## Zu erledigende Aufgaben
#1 In welchen Monaten welchen Jahres hat die Bundesregierung laut dem Text zur deutschen Handelspolitik Eckpunkte ihrer Handelspolitik verabschiedet?
#2 Führen Sie den Text zur deutschen Handelspolitik im Anschluss an seinen letzten Satz weiter.

## Text des Dokuments
_ _ _ _
Dazu zählen insbesondere drei Aspekte: (1) Die Stärkung des regelgebundenen Handels in den multilateralen, plurilateralen und bilateralen Handelsbeziehungen zur Förderung von Rechtssicherheit für Wirtschaftsakteure. (2) Die Diversifizierung und somit Steigerung der Resilienz von Lieferketten, auch um einseitige Abhängigkeiten ab- bzw. ihnen vorzubauen. (3) Die stärkere Verankerung des Nachhaltigkeitsgedankens und des Regulierungsrechts der Staaten in Handels- und Investitionsschutzabkommen, um auch dadurch zur Krisenbewältigung beizutragen.
Die deutsche Handelspolitik ist integraler Bestandteil der Handelspolitik der Europäischen Union, die in Handelssachen umfassende Kompetenzen hat. Somit sind auch die Mitteilungen der Europäischen Kommission zur Handelspolitik („Überprüfung der Handelspolitik – Eine offene, nachhaltige und entschlossene Handelspolitik“ vom Februar 2021 und „Die Macht von Handelspartnerschaften: gemeinsam für ein grünes und gerechtes Wirtschaftswachstum“ vom Juni 2022) maßgebliche Säulen der deutschen Handelspolitik. Im Juli und November 2022 hat die Bundesregierung Eckpunkte ihrer Handelspolitik verabschiedet, deren aktuelle Aspekte im folgenden Text näher adressiert werden.
_ _ _ _
## Bereitgestelltes Material

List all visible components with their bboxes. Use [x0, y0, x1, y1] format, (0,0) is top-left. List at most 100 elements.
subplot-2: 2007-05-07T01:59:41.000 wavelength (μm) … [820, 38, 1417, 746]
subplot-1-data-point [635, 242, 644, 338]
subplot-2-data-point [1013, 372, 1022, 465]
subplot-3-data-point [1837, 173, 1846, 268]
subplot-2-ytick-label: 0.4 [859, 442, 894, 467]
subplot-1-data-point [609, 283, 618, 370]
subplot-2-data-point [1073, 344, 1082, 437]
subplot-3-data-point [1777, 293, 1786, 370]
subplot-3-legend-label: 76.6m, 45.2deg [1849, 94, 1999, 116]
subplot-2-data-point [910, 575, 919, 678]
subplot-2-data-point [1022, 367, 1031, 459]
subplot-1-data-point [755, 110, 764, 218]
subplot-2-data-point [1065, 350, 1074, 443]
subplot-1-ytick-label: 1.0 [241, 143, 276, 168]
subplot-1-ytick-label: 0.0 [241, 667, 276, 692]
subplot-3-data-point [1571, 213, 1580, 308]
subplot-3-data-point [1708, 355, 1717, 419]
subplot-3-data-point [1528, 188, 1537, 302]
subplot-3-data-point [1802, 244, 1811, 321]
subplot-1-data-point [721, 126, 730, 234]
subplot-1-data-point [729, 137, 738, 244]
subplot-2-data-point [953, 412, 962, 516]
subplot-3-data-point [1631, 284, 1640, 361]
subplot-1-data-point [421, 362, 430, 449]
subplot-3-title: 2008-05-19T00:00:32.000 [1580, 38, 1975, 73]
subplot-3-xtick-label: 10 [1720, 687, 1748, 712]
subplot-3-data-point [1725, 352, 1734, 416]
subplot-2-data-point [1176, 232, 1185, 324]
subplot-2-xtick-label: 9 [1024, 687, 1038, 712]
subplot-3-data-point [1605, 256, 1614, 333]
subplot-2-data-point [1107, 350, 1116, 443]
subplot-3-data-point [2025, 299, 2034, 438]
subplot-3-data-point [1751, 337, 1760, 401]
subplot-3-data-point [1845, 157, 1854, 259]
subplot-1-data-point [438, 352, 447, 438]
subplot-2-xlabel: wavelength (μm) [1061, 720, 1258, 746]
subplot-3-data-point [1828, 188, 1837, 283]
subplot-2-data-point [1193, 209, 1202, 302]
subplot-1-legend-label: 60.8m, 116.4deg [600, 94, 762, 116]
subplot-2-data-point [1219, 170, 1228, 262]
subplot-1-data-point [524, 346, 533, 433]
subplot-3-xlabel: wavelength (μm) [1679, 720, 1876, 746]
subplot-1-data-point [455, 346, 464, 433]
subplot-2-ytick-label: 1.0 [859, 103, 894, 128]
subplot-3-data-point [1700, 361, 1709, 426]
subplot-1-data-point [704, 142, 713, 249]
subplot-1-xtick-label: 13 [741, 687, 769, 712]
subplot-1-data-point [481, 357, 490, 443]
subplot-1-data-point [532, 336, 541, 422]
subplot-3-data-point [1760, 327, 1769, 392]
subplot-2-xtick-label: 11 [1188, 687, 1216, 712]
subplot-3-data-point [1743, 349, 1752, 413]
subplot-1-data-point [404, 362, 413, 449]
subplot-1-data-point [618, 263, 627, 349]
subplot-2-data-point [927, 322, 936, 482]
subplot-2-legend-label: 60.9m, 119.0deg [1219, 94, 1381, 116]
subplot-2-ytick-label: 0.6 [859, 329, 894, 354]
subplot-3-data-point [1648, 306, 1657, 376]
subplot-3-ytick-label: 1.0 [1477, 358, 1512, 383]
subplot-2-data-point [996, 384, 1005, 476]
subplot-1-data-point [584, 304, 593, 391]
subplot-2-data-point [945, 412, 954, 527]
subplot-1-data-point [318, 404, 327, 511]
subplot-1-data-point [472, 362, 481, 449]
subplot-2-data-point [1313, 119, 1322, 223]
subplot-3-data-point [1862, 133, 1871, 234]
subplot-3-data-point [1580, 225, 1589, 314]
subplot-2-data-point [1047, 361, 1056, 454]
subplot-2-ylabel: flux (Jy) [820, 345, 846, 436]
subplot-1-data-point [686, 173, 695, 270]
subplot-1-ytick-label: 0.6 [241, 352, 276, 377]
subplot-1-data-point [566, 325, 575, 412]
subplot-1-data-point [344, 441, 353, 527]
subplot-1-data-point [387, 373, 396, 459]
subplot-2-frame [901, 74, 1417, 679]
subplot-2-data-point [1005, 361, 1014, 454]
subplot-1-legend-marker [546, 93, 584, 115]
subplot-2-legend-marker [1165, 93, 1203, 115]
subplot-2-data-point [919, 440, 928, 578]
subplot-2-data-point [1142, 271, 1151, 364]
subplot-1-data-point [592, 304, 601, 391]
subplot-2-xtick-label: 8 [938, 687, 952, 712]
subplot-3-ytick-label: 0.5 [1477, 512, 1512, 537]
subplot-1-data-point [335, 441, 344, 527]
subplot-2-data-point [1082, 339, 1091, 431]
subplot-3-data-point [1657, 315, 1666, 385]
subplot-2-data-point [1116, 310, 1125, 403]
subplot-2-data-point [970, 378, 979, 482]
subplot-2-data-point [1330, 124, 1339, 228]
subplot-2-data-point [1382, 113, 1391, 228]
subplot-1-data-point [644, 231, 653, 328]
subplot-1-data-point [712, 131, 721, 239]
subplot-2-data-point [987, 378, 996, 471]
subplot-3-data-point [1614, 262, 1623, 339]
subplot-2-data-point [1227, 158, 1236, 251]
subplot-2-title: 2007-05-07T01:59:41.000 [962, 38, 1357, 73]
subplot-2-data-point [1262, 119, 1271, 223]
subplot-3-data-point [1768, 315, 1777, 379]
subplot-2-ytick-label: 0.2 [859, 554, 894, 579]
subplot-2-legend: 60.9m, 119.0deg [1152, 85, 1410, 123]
_ _ _ _
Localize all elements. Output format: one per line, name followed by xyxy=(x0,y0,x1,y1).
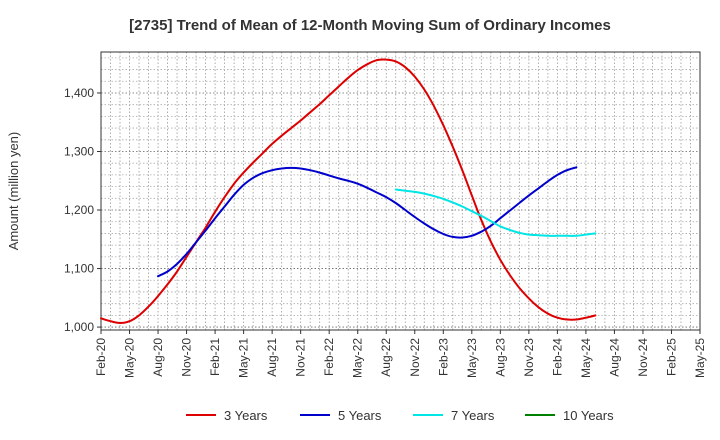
_ _ _ _
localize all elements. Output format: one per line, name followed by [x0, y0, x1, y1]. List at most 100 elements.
_ _ _ _
## Schriftliche Antworten
#1 Im Juli und November 2022.

#2
Das Welthandelsrecht als Fundament des internationalen Handels
Der größte Teil des deutschen Außenhandels findet ausschließlich unter dem Regelwerk der Welthandelsorganisation (WTO) statt, auf EU-Ebene sind es etwa zwei Drittel. Der Außenhandel trägt maßgeblich zu unserem Wohlstand bei – mehr als 85 % des zukünftigen weltweiten BIP-Wachstums wird außerhalb der EU stattfinden. Die WTO-Regeln bilden dabei einen unverzichtbaren Rechtsrahmen für den internationalen Handel, nicht zuletzt für kleine und mittelgroße Unternehmen, indem sie für Rechtssicherheit sorgen und eskalierende Handelsstreitigkeiten verhindern oder zumindest zur Deeskalation beitragen. Die Bundesregierung setzt sich für freien und fairen Welthandel sowie ein modernes multilaterales Regelwerk ein und lehnt Protektionismus ab. Gleichwohl müssen die Regeln des globalen Handels reformiert und an die Herausforderungen des 21. Jahrhunderts angepasst werden. Dabei stehen die Erneuerung der Regeln zu marktverzerrenden Subventionen, die Aufhebung der Blockade des Streitbeilegungsmechanismus und eine Ausrichtung der WTO an den Globalen Nachhaltigkeitszielen der Vereinten Nationen im Mittelpunkt. Im G7- und im EU-Kontext werden auch die Vulnerabilitäten der Wirtschaftssicherheit diskutiert.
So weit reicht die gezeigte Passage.